- Exercise task -
Restate the listing that follows word for word, without its pictures.
Input rows start
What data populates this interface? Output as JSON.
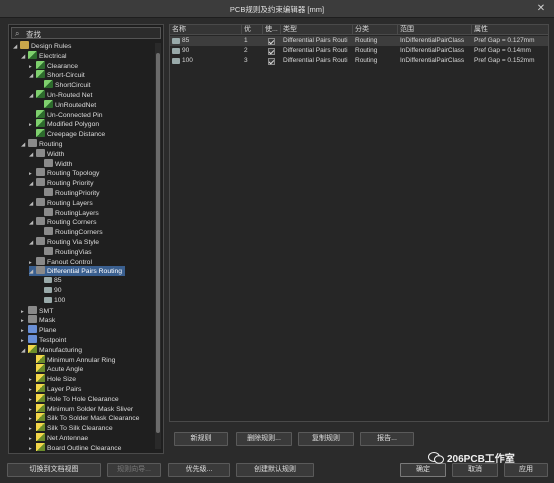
{
  "window": {
    "title": "PCB规则及约束编辑器 [mm]",
    "close_glyph": "✕"
  },
  "search": {
    "value": "查找"
  },
  "tree": [
    {
      "label": "Design Rules",
      "arrow": "◢",
      "icon": "folder"
    },
    {
      "label": "Electrical",
      "arrow": "◢",
      "icon": "rule"
    },
    {
      "label": "Clearance",
      "arrow": "▸",
      "icon": "rule"
    },
    {
      "label": "Short-Circuit",
      "arrow": "◢",
      "icon": "rule"
    },
    {
      "label": "ShortCircuit",
      "arrow": "",
      "icon": "rule"
    },
    {
      "label": "Un-Routed Net",
      "arrow": "◢",
      "icon": "rule"
    },
    {
      "label": "UnRoutedNet",
      "arrow": "",
      "icon": "rule"
    },
    {
      "label": "Un-Connected Pin",
      "arrow": "",
      "icon": "rule"
    },
    {
      "label": "Modified Polygon",
      "arrow": "▸",
      "icon": "rule"
    },
    {
      "label": "Creepage Distance",
      "arrow": "",
      "icon": "rule"
    },
    {
      "label": "Routing",
      "arrow": "◢",
      "icon": "gen"
    },
    {
      "label": "Width",
      "arrow": "◢",
      "icon": "gen"
    },
    {
      "label": "Width",
      "arrow": "",
      "icon": "gen"
    },
    {
      "label": "Routing Topology",
      "arrow": "▸",
      "icon": "gen"
    },
    {
      "label": "Routing Priority",
      "arrow": "◢",
      "icon": "gen"
    },
    {
      "label": "RoutingPriority",
      "arrow": "",
      "icon": "gen"
    },
    {
      "label": "Routing Layers",
      "arrow": "◢",
      "icon": "gen"
    },
    {
      "label": "RoutingLayers",
      "arrow": "",
      "icon": "gen"
    },
    {
      "label": "Routing Corners",
      "arrow": "◢",
      "icon": "gen"
    },
    {
      "label": "RoutingCorners",
      "arrow": "",
      "icon": "gen"
    },
    {
      "label": "Routing Via Style",
      "arrow": "◢",
      "icon": "gen"
    },
    {
      "label": "RoutingVias",
      "arrow": "",
      "icon": "gen"
    },
    {
      "label": "Fanout Control",
      "arrow": "▸",
      "icon": "gen"
    },
    {
      "label": "Differential Pairs Routing",
      "arrow": "◢",
      "icon": "gen"
    },
    {
      "label": "85",
      "arrow": "",
      "icon": "small"
    },
    {
      "label": "90",
      "arrow": "",
      "icon": "small"
    },
    {
      "label": "100",
      "arrow": "",
      "icon": "small"
    },
    {
      "label": "SMT",
      "arrow": "▸",
      "icon": "gen"
    },
    {
      "label": "Mask",
      "arrow": "▸",
      "icon": "gen"
    },
    {
      "label": "Plane",
      "arrow": "▸",
      "icon": "blue"
    },
    {
      "label": "Testpoint",
      "arrow": "▸",
      "icon": "blue"
    },
    {
      "label": "Manufacturing",
      "arrow": "◢",
      "icon": "mfg"
    },
    {
      "label": "Minimum Annular Ring",
      "arrow": "",
      "icon": "mfg"
    },
    {
      "label": "Acute Angle",
      "arrow": "",
      "icon": "mfg"
    },
    {
      "label": "Hole Size",
      "arrow": "▸",
      "icon": "mfg"
    },
    {
      "label": "Layer Pairs",
      "arrow": "▸",
      "icon": "mfg"
    },
    {
      "label": "Hole To Hole Clearance",
      "arrow": "▸",
      "icon": "mfg"
    },
    {
      "label": "Minimum Solder Mask Sliver",
      "arrow": "▸",
      "icon": "mfg"
    },
    {
      "label": "Silk To Solder Mask Clearance",
      "arrow": "▸",
      "icon": "mfg"
    },
    {
      "label": "Silk To Silk Clearance",
      "arrow": "▸",
      "icon": "mfg"
    },
    {
      "label": "Net Antennae",
      "arrow": "▸",
      "icon": "mfg"
    },
    {
      "label": "Board Outline Clearance",
      "arrow": "▸",
      "icon": "mfg"
    }
  ],
  "table": {
    "headers": [
      "名称",
      "优",
      "使...",
      "类型",
      "分类",
      "范围",
      "属性"
    ],
    "rows": [
      {
        "name": "85",
        "priority": "1",
        "type": "Differential Pairs Routi",
        "category": "Routing",
        "scope": "InDifferentialPairClass",
        "attr": "Pref Gap = 0.127mm"
      },
      {
        "name": "90",
        "priority": "2",
        "type": "Differential Pairs Routi",
        "category": "Routing",
        "scope": "InDifferentialPairClass",
        "attr": "Pref Gap = 0.14mm"
      },
      {
        "name": "100",
        "priority": "3",
        "type": "Differential Pairs Routi",
        "category": "Routing",
        "scope": "InDifferentialPairClass",
        "attr": "Pref Gap = 0.152mm"
      }
    ]
  },
  "actions": {
    "new": "新规则",
    "delete": "删除规则...",
    "copy": "复制规则",
    "report": "报告..."
  },
  "footer": {
    "doc_view": "切换到文档视图",
    "rule_wizard": "规则向导...",
    "priority": "优先级...",
    "default_rules": "创建默认规则",
    "ok": "确定",
    "cancel": "取消",
    "apply": "应用"
  },
  "watermark": {
    "text": "206PCB工作室"
  }
}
Input rows end
- Result below -
What data populates this interface? Output as JSON.
{
  "window": {
    "title": "PCB规则及约束编辑器 [mm]",
    "close_glyph": "✕"
  },
  "search": {
    "value": "查找"
  },
  "tree": [
    {
      "label": "Design Rules",
      "arrow": "◢",
      "icon": "folder"
    },
    {
      "label": "Electrical",
      "arrow": "◢",
      "icon": "rule"
    },
    {
      "label": "Clearance",
      "arrow": "▸",
      "icon": "rule"
    },
    {
      "label": "Short-Circuit",
      "arrow": "◢",
      "icon": "rule"
    },
    {
      "label": "ShortCircuit",
      "arrow": "",
      "icon": "rule"
    },
    {
      "label": "Un-Routed Net",
      "arrow": "◢",
      "icon": "rule"
    },
    {
      "label": "UnRoutedNet",
      "arrow": "",
      "icon": "rule"
    },
    {
      "label": "Un-Connected Pin",
      "arrow": "",
      "icon": "rule"
    },
    {
      "label": "Modified Polygon",
      "arrow": "▸",
      "icon": "rule"
    },
    {
      "label": "Creepage Distance",
      "arrow": "",
      "icon": "rule"
    },
    {
      "label": "Routing",
      "arrow": "◢",
      "icon": "gen"
    },
    {
      "label": "Width",
      "arrow": "◢",
      "icon": "gen"
    },
    {
      "label": "Width",
      "arrow": "",
      "icon": "gen"
    },
    {
      "label": "Routing Topology",
      "arrow": "▸",
      "icon": "gen"
    },
    {
      "label": "Routing Priority",
      "arrow": "◢",
      "icon": "gen"
    },
    {
      "label": "RoutingPriority",
      "arrow": "",
      "icon": "gen"
    },
    {
      "label": "Routing Layers",
      "arrow": "◢",
      "icon": "gen"
    },
    {
      "label": "RoutingLayers",
      "arrow": "",
      "icon": "gen"
    },
    {
      "label": "Routing Corners",
      "arrow": "◢",
      "icon": "gen"
    },
    {
      "label": "RoutingCorners",
      "arrow": "",
      "icon": "gen"
    },
    {
      "label": "Routing Via Style",
      "arrow": "◢",
      "icon": "gen"
    },
    {
      "label": "RoutingVias",
      "arrow": "",
      "icon": "gen"
    },
    {
      "label": "Fanout Control",
      "arrow": "▸",
      "icon": "gen"
    },
    {
      "label": "Differential Pairs Routing",
      "arrow": "◢",
      "icon": "gen"
    },
    {
      "label": "85",
      "arrow": "",
      "icon": "small"
    },
    {
      "label": "90",
      "arrow": "",
      "icon": "small"
    },
    {
      "label": "100",
      "arrow": "",
      "icon": "small"
    },
    {
      "label": "SMT",
      "arrow": "▸",
      "icon": "gen"
    },
    {
      "label": "Mask",
      "arrow": "▸",
      "icon": "gen"
    },
    {
      "label": "Plane",
      "arrow": "▸",
      "icon": "blue"
    },
    {
      "label": "Testpoint",
      "arrow": "▸",
      "icon": "blue"
    },
    {
      "label": "Manufacturing",
      "arrow": "◢",
      "icon": "mfg"
    },
    {
      "label": "Minimum Annular Ring",
      "arrow": "",
      "icon": "mfg"
    },
    {
      "label": "Acute Angle",
      "arrow": "",
      "icon": "mfg"
    },
    {
      "label": "Hole Size",
      "arrow": "▸",
      "icon": "mfg"
    },
    {
      "label": "Layer Pairs",
      "arrow": "▸",
      "icon": "mfg"
    },
    {
      "label": "Hole To Hole Clearance",
      "arrow": "▸",
      "icon": "mfg"
    },
    {
      "label": "Minimum Solder Mask Sliver",
      "arrow": "▸",
      "icon": "mfg"
    },
    {
      "label": "Silk To Solder Mask Clearance",
      "arrow": "▸",
      "icon": "mfg"
    },
    {
      "label": "Silk To Silk Clearance",
      "arrow": "▸",
      "icon": "mfg"
    },
    {
      "label": "Net Antennae",
      "arrow": "▸",
      "icon": "mfg"
    },
    {
      "label": "Board Outline Clearance",
      "arrow": "▸",
      "icon": "mfg"
    }
  ],
  "table": {
    "headers": [
      "名称",
      "优",
      "使...",
      "类型",
      "分类",
      "范围",
      "属性"
    ],
    "rows": [
      {
        "name": "85",
        "priority": "1",
        "type": "Differential Pairs Routi",
        "category": "Routing",
        "scope": "InDifferentialPairClass",
        "attr": "Pref Gap = 0.127mm"
      },
      {
        "name": "90",
        "priority": "2",
        "type": "Differential Pairs Routi",
        "category": "Routing",
        "scope": "InDifferentialPairClass",
        "attr": "Pref Gap = 0.14mm"
      },
      {
        "name": "100",
        "priority": "3",
        "type": "Differential Pairs Routi",
        "category": "Routing",
        "scope": "InDifferentialPairClass",
        "attr": "Pref Gap = 0.152mm"
      }
    ]
  },
  "actions": {
    "new": "新规则",
    "delete": "删除规则...",
    "copy": "复制规则",
    "report": "报告..."
  },
  "footer": {
    "doc_view": "切换到文档视图",
    "rule_wizard": "规则向导...",
    "priority": "优先级...",
    "default_rules": "创建默认规则",
    "ok": "确定",
    "cancel": "取消",
    "apply": "应用"
  },
  "watermark": {
    "text": "206PCB工作室"
  }
}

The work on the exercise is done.